#### TO DO:
Which lines in the records below contain the word "self"? Copy each of them.

>> Start EXTRACTED MATERIAL

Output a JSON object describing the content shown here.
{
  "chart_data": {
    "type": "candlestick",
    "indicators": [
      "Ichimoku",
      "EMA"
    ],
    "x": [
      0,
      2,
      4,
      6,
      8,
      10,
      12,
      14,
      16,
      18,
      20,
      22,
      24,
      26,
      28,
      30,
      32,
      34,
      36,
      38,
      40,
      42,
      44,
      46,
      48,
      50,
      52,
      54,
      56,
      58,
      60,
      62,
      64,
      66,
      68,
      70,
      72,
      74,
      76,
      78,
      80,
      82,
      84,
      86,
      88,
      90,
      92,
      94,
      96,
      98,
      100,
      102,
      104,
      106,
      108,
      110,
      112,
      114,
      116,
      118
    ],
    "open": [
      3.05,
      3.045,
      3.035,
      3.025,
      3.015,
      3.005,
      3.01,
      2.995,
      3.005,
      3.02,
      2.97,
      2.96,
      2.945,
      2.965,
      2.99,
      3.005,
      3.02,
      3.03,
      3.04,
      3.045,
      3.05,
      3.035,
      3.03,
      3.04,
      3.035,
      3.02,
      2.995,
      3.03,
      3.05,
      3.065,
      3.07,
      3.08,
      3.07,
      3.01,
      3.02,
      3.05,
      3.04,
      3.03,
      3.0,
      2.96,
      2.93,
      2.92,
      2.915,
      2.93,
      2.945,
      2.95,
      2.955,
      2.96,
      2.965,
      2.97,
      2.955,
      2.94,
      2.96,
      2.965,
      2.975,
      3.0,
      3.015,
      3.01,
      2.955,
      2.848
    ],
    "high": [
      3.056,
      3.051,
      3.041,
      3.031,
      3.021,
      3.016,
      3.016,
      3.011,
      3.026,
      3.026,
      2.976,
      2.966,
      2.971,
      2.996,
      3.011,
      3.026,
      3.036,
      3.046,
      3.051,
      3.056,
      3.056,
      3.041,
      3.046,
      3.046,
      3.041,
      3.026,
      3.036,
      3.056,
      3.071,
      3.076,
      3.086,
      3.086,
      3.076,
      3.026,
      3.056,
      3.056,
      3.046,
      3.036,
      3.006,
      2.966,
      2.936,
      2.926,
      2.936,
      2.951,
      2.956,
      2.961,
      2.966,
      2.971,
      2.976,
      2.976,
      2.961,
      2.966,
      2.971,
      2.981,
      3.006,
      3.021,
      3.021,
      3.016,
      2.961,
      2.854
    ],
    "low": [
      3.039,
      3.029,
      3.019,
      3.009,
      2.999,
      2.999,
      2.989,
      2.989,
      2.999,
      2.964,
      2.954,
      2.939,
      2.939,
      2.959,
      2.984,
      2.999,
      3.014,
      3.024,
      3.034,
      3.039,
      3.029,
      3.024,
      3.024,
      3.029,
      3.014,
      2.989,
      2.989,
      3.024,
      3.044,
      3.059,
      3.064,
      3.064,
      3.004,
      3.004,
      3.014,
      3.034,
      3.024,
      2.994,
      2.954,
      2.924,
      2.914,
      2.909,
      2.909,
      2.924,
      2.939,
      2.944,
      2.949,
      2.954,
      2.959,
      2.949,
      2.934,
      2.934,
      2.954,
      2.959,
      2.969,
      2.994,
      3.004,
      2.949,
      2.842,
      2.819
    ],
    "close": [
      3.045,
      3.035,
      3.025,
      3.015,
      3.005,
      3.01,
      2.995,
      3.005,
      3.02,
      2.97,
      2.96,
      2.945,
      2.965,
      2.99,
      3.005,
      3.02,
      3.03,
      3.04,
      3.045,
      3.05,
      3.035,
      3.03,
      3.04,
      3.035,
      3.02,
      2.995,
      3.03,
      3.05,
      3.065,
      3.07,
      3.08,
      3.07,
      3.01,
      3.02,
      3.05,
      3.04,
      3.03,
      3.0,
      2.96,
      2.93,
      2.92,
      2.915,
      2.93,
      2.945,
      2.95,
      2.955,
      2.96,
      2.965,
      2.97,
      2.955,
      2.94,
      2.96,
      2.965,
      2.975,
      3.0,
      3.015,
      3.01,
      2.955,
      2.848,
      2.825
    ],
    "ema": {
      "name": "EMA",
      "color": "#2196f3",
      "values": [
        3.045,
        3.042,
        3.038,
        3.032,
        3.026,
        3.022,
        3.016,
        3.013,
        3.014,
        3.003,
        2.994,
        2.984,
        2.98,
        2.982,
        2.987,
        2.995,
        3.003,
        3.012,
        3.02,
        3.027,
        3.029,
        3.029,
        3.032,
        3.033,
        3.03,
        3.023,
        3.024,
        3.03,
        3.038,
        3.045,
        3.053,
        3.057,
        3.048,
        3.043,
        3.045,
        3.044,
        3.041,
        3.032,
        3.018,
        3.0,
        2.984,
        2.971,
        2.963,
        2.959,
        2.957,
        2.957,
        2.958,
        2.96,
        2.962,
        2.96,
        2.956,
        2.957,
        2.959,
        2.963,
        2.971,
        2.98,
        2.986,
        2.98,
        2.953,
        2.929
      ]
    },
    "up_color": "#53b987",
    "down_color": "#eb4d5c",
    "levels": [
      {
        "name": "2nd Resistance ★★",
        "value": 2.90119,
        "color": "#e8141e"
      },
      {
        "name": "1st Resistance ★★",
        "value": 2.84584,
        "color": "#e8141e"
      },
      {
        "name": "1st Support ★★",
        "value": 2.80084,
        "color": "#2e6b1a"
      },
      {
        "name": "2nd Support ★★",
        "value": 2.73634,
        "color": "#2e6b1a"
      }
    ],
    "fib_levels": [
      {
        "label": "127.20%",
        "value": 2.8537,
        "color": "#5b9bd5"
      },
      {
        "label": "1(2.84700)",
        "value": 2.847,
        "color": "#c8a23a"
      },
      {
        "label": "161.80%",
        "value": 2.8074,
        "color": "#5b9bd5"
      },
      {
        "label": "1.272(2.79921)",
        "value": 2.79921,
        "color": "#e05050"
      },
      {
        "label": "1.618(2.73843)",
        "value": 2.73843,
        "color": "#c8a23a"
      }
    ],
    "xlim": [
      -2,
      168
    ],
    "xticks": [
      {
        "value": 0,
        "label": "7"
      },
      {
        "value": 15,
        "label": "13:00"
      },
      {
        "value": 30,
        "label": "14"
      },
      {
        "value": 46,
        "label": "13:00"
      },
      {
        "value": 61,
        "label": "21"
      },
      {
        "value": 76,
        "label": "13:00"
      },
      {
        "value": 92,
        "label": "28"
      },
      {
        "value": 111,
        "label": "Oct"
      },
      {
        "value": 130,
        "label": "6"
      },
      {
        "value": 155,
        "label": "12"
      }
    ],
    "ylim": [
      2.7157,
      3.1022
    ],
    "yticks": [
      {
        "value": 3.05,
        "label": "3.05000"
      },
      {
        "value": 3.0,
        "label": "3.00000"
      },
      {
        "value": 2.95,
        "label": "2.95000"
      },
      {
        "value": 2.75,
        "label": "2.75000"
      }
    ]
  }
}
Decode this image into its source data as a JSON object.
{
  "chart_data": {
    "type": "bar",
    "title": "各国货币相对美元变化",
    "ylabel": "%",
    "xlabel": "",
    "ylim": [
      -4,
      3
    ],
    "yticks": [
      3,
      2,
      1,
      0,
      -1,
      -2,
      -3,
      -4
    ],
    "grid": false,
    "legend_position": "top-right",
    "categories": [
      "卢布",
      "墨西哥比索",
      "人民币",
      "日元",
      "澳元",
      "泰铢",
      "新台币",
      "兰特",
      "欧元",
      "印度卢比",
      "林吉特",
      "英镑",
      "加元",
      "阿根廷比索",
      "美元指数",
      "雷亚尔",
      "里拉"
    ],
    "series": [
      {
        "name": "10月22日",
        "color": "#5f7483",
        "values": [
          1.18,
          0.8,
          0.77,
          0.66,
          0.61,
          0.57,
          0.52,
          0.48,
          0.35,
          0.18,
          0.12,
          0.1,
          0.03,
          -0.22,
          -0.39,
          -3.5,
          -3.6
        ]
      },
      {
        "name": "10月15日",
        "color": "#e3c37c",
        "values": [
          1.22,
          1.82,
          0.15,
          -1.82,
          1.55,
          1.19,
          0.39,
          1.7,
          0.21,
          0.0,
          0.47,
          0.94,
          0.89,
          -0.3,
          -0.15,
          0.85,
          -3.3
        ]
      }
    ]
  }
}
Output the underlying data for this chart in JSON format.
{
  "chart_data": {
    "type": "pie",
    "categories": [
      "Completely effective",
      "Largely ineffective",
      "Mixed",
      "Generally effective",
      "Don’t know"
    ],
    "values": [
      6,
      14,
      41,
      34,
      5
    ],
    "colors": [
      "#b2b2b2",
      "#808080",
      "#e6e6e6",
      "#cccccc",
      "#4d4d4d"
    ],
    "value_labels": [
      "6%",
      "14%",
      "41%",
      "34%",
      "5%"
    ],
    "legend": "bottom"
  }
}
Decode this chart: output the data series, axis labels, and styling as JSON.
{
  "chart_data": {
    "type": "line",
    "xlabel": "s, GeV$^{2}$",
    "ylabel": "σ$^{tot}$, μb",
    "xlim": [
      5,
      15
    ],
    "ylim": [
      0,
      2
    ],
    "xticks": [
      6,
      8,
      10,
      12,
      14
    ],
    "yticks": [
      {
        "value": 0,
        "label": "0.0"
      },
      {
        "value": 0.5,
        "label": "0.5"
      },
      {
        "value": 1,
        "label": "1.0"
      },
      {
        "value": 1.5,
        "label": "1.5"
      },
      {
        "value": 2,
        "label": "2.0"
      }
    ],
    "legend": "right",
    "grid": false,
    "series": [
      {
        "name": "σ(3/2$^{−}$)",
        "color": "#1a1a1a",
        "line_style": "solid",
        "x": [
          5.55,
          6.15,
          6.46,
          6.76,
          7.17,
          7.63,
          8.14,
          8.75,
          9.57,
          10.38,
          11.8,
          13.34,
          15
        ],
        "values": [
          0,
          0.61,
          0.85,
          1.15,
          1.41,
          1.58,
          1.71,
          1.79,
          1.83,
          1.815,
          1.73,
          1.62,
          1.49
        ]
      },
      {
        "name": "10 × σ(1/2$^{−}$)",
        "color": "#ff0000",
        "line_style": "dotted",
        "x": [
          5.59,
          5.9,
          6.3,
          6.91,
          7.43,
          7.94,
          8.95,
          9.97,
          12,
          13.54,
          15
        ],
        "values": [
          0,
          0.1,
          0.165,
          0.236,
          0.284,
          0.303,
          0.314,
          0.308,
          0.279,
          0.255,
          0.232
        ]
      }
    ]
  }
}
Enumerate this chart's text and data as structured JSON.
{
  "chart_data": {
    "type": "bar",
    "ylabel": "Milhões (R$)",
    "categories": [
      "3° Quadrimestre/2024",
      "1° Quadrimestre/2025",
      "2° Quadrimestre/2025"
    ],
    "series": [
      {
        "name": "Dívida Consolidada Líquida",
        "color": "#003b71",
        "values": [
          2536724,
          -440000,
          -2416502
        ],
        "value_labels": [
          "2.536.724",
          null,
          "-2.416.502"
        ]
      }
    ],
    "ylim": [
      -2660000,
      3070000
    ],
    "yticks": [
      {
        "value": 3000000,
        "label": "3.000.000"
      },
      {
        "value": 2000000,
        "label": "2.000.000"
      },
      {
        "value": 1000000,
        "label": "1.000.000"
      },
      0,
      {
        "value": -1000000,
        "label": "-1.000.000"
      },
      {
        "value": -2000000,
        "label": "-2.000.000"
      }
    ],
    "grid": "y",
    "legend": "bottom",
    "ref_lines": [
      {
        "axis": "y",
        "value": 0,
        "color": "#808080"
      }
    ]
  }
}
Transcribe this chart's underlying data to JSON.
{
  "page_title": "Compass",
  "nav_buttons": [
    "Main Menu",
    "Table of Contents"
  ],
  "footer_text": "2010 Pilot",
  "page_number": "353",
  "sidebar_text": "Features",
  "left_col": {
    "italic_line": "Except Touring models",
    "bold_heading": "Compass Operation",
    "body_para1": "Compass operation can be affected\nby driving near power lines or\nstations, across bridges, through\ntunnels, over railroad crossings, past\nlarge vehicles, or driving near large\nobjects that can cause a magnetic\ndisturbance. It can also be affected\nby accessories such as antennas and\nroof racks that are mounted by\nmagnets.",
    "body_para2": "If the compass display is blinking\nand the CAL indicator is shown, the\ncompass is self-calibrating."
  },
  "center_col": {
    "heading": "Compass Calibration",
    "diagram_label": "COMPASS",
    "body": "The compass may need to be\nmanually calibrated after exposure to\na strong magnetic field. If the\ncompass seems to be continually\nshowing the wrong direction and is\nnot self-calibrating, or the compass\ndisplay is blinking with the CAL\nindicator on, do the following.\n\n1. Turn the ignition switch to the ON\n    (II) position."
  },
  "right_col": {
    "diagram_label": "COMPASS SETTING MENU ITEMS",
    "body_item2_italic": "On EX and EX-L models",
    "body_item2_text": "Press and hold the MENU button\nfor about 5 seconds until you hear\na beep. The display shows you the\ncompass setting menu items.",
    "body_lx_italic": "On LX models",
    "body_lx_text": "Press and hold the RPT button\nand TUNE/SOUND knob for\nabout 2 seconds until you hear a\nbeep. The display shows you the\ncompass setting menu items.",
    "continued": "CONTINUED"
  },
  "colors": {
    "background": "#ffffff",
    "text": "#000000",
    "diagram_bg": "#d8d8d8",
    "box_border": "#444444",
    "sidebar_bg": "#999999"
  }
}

>> End EXTRACTED MATERIAL

#### TASK RESPONSE:
    "body_para2": "If the compass display is blinking\nand the CAL indicator is shown, the\ncompass is self-calibrating."
    "body": "The compass may need to be\nmanually calibrated after exposure to\na strong magnetic field. If the\ncompass seems to be continually\nshowing the wrong direction and is\nnot self-calibrating, or the compass\ndisplay is blinking with the CAL\nindicator on, do the following.\n\n1. Turn the ignition switch to the ON\n    (II) position."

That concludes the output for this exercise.